- [CHALLENGE]: Your answer should be a single number: the count of lines holding the word "axle".

Collection entries
___

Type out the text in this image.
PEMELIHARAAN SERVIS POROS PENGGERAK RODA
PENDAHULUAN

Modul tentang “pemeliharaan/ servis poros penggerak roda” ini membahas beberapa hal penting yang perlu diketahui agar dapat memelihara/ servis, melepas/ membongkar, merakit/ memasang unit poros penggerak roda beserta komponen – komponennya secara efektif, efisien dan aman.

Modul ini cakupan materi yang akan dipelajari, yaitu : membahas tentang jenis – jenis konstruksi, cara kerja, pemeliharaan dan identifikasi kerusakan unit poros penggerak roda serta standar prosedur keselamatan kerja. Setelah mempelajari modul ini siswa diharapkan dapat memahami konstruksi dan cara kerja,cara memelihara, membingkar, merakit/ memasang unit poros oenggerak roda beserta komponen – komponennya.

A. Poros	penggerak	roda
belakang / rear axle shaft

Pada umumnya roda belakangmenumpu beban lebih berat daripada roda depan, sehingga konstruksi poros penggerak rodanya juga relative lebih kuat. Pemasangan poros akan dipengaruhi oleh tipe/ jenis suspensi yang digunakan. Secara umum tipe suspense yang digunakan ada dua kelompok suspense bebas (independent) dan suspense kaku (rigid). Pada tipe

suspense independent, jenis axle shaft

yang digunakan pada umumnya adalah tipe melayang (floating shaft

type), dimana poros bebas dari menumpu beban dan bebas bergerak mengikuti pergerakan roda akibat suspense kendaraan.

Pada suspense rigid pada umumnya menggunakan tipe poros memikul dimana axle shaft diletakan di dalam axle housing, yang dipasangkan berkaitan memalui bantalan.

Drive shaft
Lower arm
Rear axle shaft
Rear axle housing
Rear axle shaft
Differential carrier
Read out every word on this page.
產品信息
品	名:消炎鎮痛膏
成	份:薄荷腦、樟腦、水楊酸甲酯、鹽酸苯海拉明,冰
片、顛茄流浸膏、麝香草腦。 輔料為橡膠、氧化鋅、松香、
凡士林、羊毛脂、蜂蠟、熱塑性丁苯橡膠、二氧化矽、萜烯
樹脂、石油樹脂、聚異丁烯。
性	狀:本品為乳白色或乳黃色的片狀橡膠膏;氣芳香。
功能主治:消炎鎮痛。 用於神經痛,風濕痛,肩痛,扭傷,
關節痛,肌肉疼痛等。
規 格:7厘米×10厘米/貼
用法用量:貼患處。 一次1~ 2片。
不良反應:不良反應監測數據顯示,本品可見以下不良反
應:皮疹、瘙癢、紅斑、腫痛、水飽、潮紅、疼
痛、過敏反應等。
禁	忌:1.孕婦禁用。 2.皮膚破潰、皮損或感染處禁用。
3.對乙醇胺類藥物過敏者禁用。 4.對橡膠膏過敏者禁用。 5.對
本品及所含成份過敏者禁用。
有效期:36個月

___

- [WORKED SOLUTION]: 6